# OBJECTIVE
Without the pictures, output the records below word for word.

───── RECORDS TO USE ─────

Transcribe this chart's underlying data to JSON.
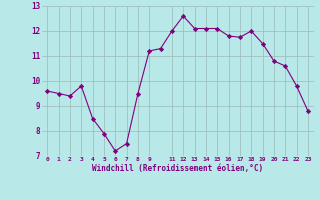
{
  "x": [
    0,
    1,
    2,
    3,
    4,
    5,
    6,
    7,
    8,
    9,
    10,
    11,
    12,
    13,
    14,
    15,
    16,
    17,
    18,
    19,
    20,
    21,
    22,
    23
  ],
  "y": [
    9.6,
    9.5,
    9.4,
    9.8,
    8.5,
    7.9,
    7.2,
    7.5,
    9.5,
    11.2,
    11.3,
    12.0,
    12.6,
    12.1,
    12.1,
    12.1,
    11.8,
    11.75,
    12.0,
    11.5,
    10.8,
    10.6,
    9.8,
    8.8
  ],
  "line_color": "#800080",
  "marker": "D",
  "marker_size": 2.2,
  "bg_color": "#b8e8e8",
  "grid_color": "#9bbaba",
  "xlabel": "Windchill (Refroidissement éolien,°C)",
  "xlim": [
    -0.5,
    23.5
  ],
  "ylim": [
    7,
    13
  ],
  "yticks": [
    7,
    8,
    9,
    10,
    11,
    12,
    13
  ],
  "xticks": [
    0,
    1,
    2,
    3,
    4,
    5,
    6,
    7,
    8,
    9,
    11,
    12,
    13,
    14,
    15,
    16,
    17,
    18,
    19,
    20,
    21,
    22,
    23
  ],
  "xtick_labels": [
    "0",
    "1",
    "2",
    "3",
    "4",
    "5",
    "6",
    "7",
    "8",
    "9",
    "11",
    "12",
    "13",
    "14",
    "15",
    "16",
    "17",
    "18",
    "19",
    "20",
    "21",
    "22",
    "23"
  ]
}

─────

# TASK ANSWER
Transcribe this chart's underlying data to JSON.
{
  "x": [
    0,
    1,
    2,
    3,
    4,
    5,
    6,
    7,
    8,
    9,
    10,
    11,
    12,
    13,
    14,
    15,
    16,
    17,
    18,
    19,
    20,
    21,
    22,
    23
  ],
  "y": [
    9.6,
    9.5,
    9.4,
    9.8,
    8.5,
    7.9,
    7.2,
    7.5,
    9.5,
    11.2,
    11.3,
    12.0,
    12.6,
    12.1,
    12.1,
    12.1,
    11.8,
    11.75,
    12.0,
    11.5,
    10.8,
    10.6,
    9.8,
    8.8
  ],
  "line_color": "#800080",
  "marker": "D",
  "marker_size": 2.2,
  "bg_color": "#b8e8e8",
  "grid_color": "#9bbaba",
  "xlabel": "Windchill (Refroidissement éolien,°C)",
  "xlim": [
    -0.5,
    23.5
  ],
  "ylim": [
    7,
    13
  ],
  "yticks": [
    7,
    8,
    9,
    10,
    11,
    12,
    13
  ],
  "xticks": [
    0,
    1,
    2,
    3,
    4,
    5,
    6,
    7,
    8,
    9,
    11,
    12,
    13,
    14,
    15,
    16,
    17,
    18,
    19,
    20,
    21,
    22,
    23
  ],
  "xtick_labels": [
    "0",
    "1",
    "2",
    "3",
    "4",
    "5",
    "6",
    "7",
    "8",
    "9",
    "11",
    "12",
    "13",
    "14",
    "15",
    "16",
    "17",
    "18",
    "19",
    "20",
    "21",
    "22",
    "23"
  ]
}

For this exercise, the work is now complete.